**THE TASK**
Report every line in the listing that contains the string "using".

**DATASET RECORDS**

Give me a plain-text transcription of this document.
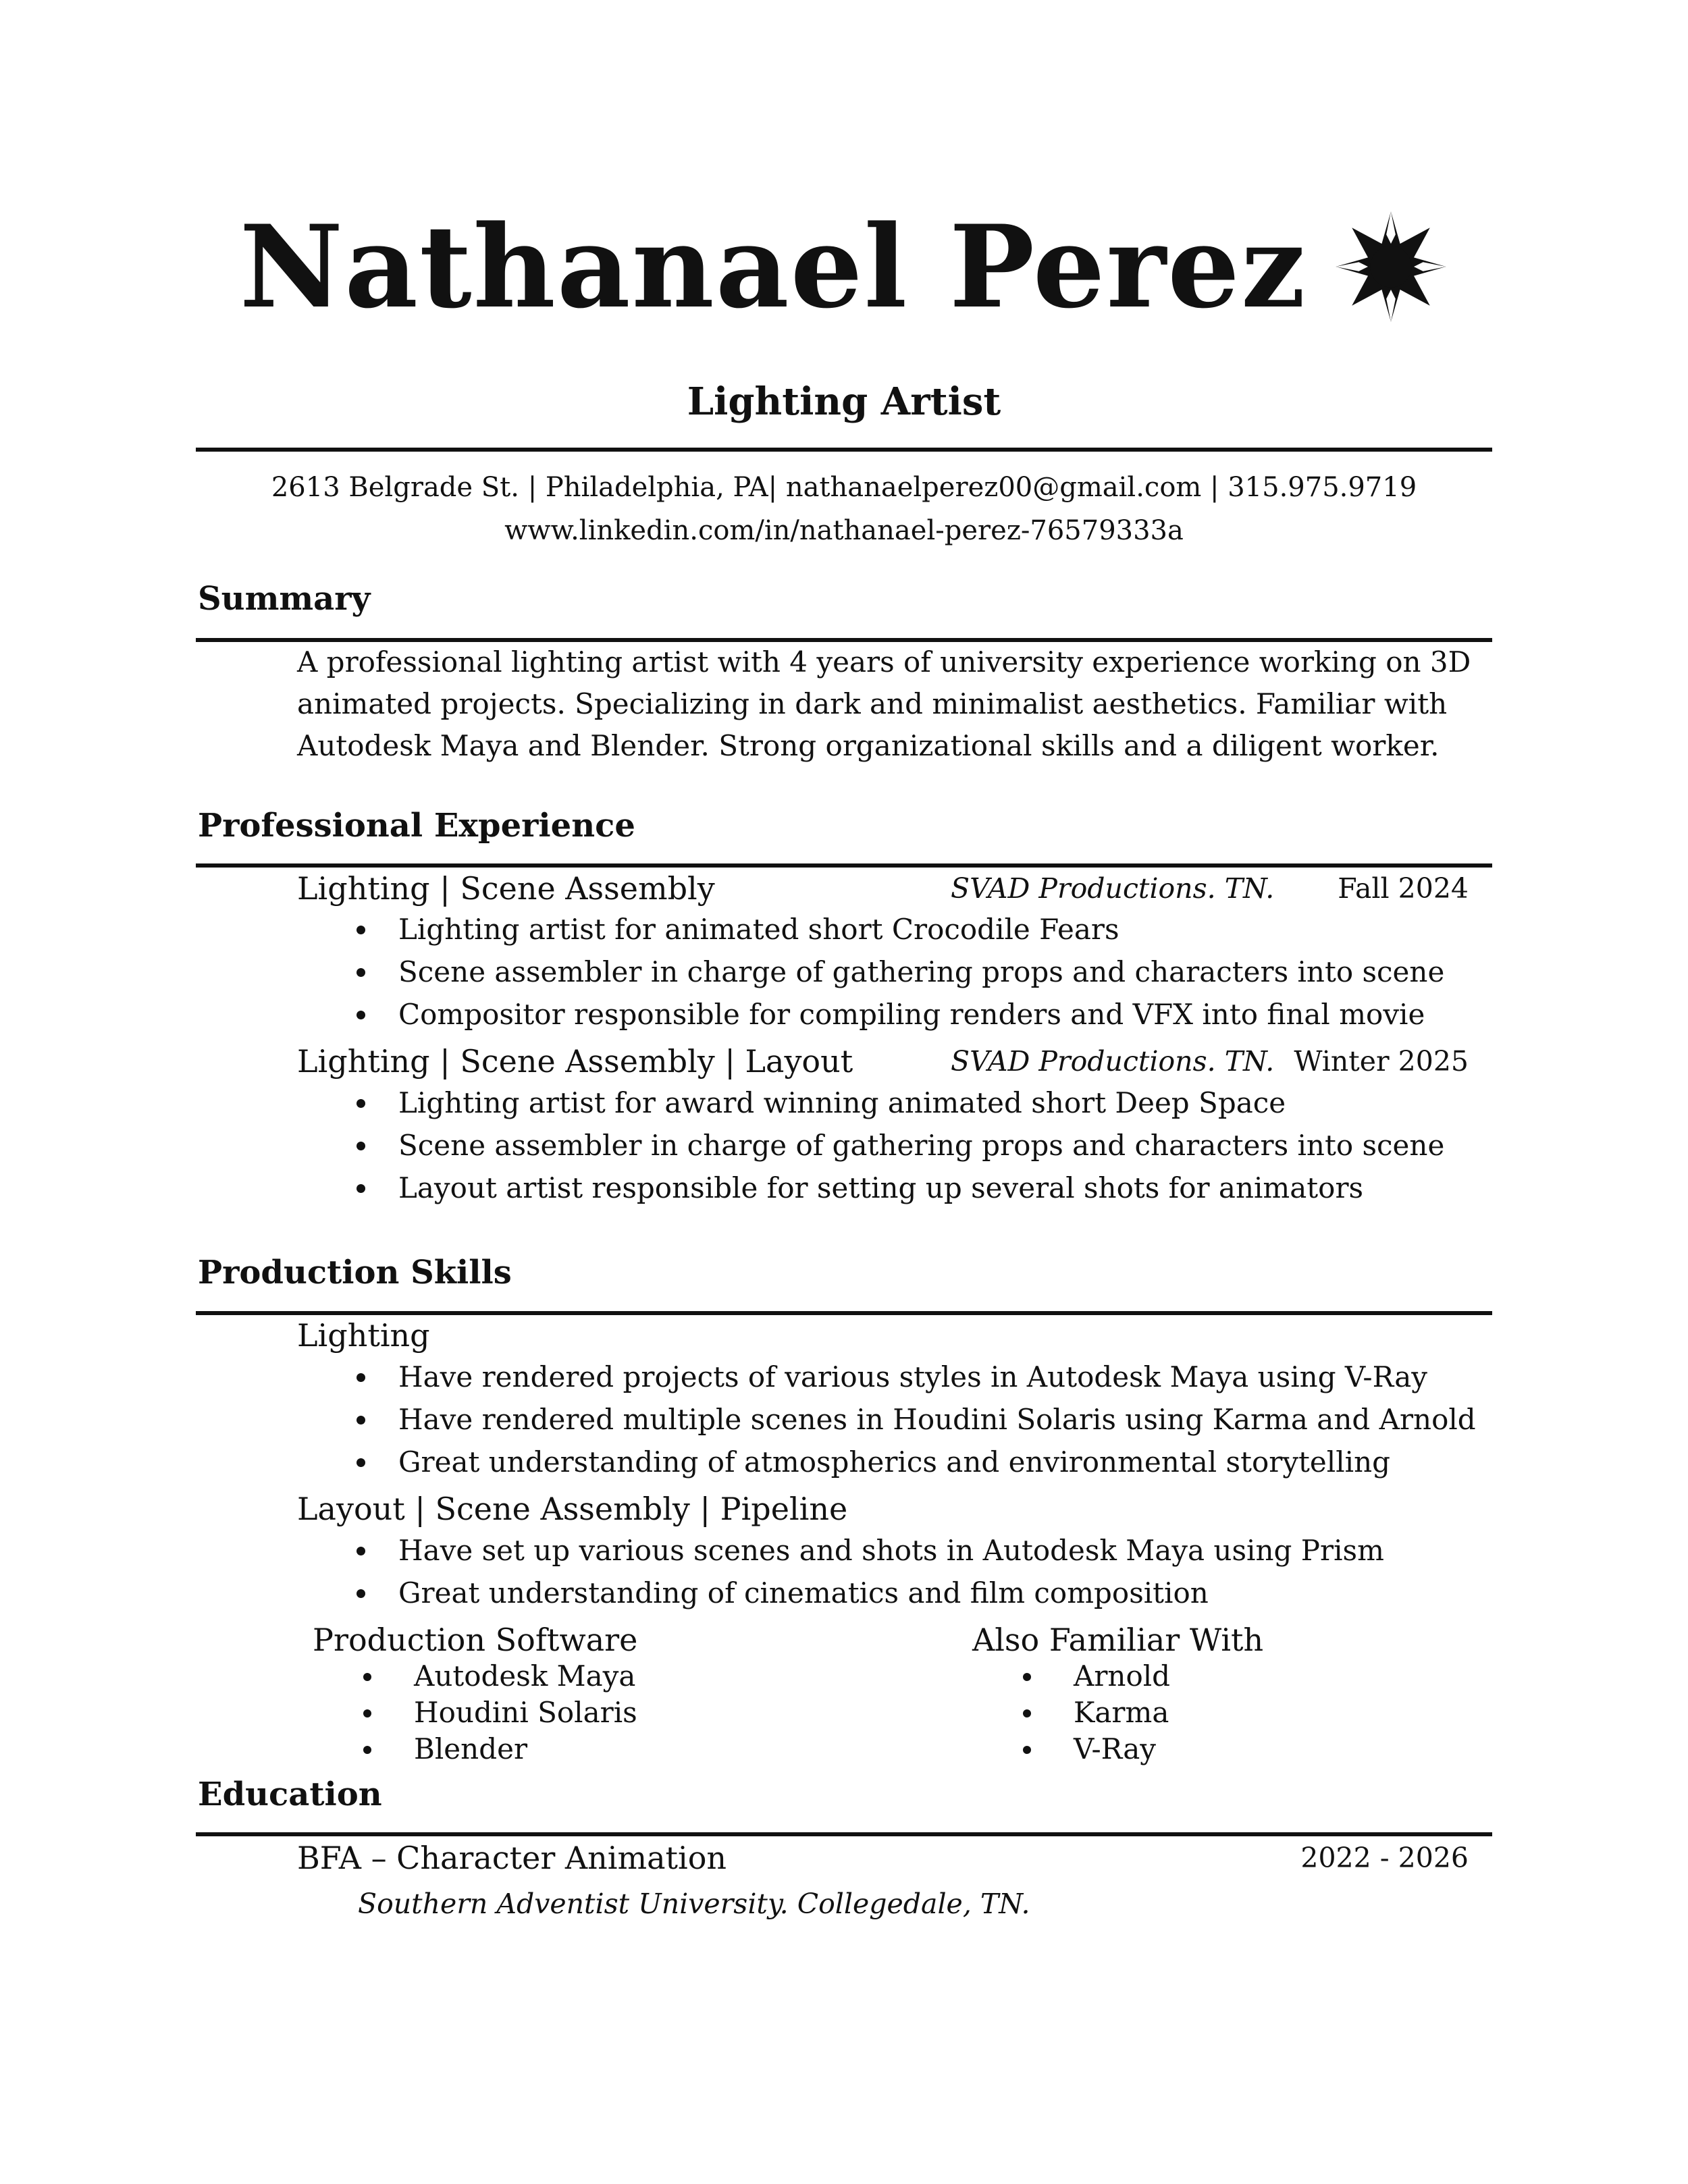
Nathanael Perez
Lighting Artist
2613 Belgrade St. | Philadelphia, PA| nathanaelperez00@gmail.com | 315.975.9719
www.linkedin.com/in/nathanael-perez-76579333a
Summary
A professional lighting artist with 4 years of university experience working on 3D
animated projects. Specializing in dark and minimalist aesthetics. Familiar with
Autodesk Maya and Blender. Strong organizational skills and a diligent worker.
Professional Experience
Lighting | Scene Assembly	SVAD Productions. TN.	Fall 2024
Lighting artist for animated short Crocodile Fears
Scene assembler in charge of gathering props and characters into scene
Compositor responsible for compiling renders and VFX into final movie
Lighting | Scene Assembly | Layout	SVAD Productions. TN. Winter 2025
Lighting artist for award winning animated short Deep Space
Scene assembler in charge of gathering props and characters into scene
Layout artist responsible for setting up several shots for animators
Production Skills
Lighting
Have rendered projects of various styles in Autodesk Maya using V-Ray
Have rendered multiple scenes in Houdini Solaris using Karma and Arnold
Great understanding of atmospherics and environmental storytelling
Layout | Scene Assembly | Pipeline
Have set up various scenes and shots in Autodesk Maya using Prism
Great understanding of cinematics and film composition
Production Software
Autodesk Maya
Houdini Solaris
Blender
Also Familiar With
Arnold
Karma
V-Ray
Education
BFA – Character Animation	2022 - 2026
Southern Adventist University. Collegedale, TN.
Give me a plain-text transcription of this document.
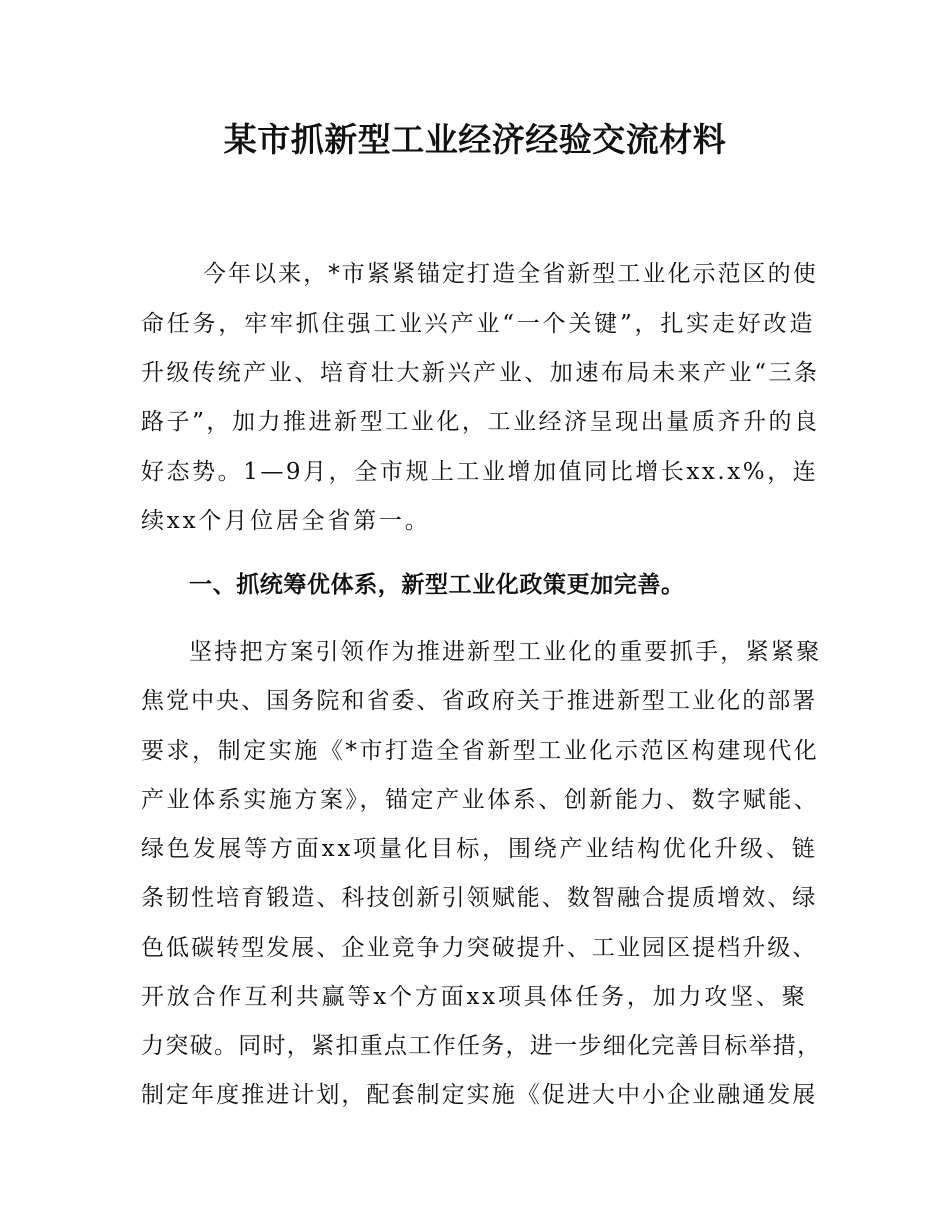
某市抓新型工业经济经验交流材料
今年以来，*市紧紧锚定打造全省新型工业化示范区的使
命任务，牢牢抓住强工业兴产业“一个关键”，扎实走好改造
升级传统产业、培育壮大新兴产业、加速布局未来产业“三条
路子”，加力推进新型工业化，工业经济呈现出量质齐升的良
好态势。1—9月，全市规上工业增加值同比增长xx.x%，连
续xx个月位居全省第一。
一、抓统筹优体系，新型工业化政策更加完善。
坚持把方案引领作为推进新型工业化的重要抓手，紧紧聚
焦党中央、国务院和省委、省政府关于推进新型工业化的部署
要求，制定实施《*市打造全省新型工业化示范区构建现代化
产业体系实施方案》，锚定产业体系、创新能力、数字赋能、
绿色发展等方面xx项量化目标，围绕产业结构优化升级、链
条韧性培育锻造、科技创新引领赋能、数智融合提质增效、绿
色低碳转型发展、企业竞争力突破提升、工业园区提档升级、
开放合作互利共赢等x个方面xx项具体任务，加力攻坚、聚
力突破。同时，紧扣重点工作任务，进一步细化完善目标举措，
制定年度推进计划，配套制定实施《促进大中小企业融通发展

**FINISHED EXERCISE**
Have rendered projects of various styles in Autodesk Maya using V-Ray
Have rendered multiple scenes in Houdini Solaris using Karma and Arnold
Have set up various scenes and shots in Autodesk Maya using Prism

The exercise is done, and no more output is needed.